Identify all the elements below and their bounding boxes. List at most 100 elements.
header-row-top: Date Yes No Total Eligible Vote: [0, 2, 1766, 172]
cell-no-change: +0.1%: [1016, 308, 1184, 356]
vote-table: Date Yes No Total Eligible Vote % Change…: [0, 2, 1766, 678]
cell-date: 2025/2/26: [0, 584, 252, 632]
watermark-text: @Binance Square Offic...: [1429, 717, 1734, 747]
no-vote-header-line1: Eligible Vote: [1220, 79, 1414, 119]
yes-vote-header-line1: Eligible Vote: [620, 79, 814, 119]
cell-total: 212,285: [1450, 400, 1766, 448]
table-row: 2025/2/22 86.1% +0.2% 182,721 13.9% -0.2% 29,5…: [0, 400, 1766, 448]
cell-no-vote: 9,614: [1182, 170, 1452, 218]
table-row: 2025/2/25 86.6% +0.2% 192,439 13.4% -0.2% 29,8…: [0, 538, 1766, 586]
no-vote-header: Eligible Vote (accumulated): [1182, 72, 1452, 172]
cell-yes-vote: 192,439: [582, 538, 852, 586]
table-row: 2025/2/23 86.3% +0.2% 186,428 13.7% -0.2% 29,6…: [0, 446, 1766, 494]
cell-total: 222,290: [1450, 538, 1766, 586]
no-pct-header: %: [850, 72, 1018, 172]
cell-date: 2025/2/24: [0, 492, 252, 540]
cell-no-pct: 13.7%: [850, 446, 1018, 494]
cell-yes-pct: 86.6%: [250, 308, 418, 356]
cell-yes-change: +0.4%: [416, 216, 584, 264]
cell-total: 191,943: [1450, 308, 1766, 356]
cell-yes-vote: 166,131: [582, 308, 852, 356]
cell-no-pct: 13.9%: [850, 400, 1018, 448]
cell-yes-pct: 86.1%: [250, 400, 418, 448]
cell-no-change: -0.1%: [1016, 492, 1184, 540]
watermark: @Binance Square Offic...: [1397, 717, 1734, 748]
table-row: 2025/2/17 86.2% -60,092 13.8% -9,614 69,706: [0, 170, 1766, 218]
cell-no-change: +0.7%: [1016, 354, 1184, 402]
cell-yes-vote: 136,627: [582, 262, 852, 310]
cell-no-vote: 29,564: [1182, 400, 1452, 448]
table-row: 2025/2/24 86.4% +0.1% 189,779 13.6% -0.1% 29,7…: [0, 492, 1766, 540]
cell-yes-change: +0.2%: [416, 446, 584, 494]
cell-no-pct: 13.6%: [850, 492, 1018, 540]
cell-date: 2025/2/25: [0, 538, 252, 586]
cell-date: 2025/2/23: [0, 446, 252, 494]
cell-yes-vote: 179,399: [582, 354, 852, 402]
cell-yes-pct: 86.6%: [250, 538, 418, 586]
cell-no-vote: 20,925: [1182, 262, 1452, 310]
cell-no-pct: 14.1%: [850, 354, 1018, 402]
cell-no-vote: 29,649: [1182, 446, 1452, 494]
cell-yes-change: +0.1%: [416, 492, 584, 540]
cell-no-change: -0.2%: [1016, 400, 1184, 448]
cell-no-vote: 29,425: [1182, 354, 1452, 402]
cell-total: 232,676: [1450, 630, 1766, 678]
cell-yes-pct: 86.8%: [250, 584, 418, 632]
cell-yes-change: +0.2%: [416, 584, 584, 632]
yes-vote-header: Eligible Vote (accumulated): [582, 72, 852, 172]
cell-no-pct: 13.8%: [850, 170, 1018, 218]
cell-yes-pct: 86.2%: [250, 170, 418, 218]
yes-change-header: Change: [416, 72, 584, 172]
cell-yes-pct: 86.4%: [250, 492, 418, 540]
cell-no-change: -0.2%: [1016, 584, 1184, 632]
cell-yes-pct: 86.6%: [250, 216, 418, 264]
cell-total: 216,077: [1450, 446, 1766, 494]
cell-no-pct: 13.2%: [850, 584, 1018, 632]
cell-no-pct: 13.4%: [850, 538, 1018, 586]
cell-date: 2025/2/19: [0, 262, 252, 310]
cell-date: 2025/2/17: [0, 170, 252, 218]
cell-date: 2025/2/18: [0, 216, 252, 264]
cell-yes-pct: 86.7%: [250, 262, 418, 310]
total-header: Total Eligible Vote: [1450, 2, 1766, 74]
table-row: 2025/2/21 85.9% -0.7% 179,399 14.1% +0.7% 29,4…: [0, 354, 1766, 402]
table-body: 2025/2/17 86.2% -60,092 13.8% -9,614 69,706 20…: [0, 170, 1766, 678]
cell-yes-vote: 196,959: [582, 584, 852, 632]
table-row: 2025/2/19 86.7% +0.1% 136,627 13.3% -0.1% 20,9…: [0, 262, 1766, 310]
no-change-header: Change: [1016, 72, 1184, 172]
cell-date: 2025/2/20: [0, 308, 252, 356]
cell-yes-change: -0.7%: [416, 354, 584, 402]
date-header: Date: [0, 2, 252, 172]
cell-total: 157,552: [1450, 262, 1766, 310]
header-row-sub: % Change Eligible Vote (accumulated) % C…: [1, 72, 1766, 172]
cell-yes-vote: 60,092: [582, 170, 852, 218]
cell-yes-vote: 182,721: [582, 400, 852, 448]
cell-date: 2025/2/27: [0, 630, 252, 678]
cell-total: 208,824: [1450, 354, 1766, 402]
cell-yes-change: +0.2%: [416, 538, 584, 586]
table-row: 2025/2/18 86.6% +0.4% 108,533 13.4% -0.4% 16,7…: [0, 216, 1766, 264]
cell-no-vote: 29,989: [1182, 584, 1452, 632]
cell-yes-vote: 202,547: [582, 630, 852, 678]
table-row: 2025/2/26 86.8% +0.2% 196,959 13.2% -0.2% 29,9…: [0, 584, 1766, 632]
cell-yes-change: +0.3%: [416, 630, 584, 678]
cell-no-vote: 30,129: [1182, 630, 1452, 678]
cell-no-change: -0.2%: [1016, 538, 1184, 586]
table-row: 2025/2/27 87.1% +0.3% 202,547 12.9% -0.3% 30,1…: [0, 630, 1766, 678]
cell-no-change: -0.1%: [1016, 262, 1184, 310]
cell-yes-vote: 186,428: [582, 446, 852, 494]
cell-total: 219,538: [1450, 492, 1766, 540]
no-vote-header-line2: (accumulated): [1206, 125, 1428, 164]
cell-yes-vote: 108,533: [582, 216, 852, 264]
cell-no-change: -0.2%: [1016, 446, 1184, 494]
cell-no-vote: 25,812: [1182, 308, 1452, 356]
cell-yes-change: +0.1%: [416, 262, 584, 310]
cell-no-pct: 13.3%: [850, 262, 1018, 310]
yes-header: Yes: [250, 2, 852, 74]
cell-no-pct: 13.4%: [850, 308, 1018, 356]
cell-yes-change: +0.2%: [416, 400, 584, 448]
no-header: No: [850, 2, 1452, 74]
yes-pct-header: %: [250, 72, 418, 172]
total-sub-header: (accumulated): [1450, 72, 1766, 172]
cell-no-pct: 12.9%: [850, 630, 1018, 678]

════════════════════

TASK: Copy the lines word for word from the first one through the line with "cell-yes-vote: 136,627: [582, 262, 852, 310]", including that line.

OUTPUT OF THE EXERCISE:
Identify all the elements below and their bounding boxes. List at most 100 elements.
header-row-top: Date Yes No Total Eligible Vote: [0, 2, 1766, 172]
cell-no-change: +0.1%: [1016, 308, 1184, 356]
vote-table: Date Yes No Total Eligible Vote % Change…: [0, 2, 1766, 678]
cell-date: 2025/2/26: [0, 584, 252, 632]
watermark-text: @Binance Square Offic...: [1429, 717, 1734, 747]
no-vote-header-line1: Eligible Vote: [1220, 79, 1414, 119]
yes-vote-header-line1: Eligible Vote: [620, 79, 814, 119]
cell-total: 212,285: [1450, 400, 1766, 448]
table-row: 2025/2/22 86.1% +0.2% 182,721 13.9% -0.2% 29,5…: [0, 400, 1766, 448]
cell-no-vote: 9,614: [1182, 170, 1452, 218]
table-row: 2025/2/25 86.6% +0.2% 192,439 13.4% -0.2% 29,8…: [0, 538, 1766, 586]
no-vote-header: Eligible Vote (accumulated): [1182, 72, 1452, 172]
cell-yes-vote: 192,439: [582, 538, 852, 586]
table-row: 2025/2/23 86.3% +0.2% 186,428 13.7% -0.2% 29,6…: [0, 446, 1766, 494]
cell-total: 222,290: [1450, 538, 1766, 586]
no-pct-header: %: [850, 72, 1018, 172]
cell-date: 2025/2/24: [0, 492, 252, 540]
cell-no-pct: 13.7%: [850, 446, 1018, 494]
cell-yes-pct: 86.6%: [250, 308, 418, 356]
cell-yes-change: +0.4%: [416, 216, 584, 264]
cell-total: 191,943: [1450, 308, 1766, 356]
cell-yes-vote: 166,131: [582, 308, 852, 356]
cell-no-pct: 13.9%: [850, 400, 1018, 448]
cell-yes-pct: 86.1%: [250, 400, 418, 448]
cell-no-change: -0.1%: [1016, 492, 1184, 540]
watermark: @Binance Square Offic...: [1397, 717, 1734, 748]
table-row: 2025/2/17 86.2% -60,092 13.8% -9,614 69,706: [0, 170, 1766, 218]
cell-no-change: +0.7%: [1016, 354, 1184, 402]
cell-yes-vote: 136,627: [582, 262, 852, 310]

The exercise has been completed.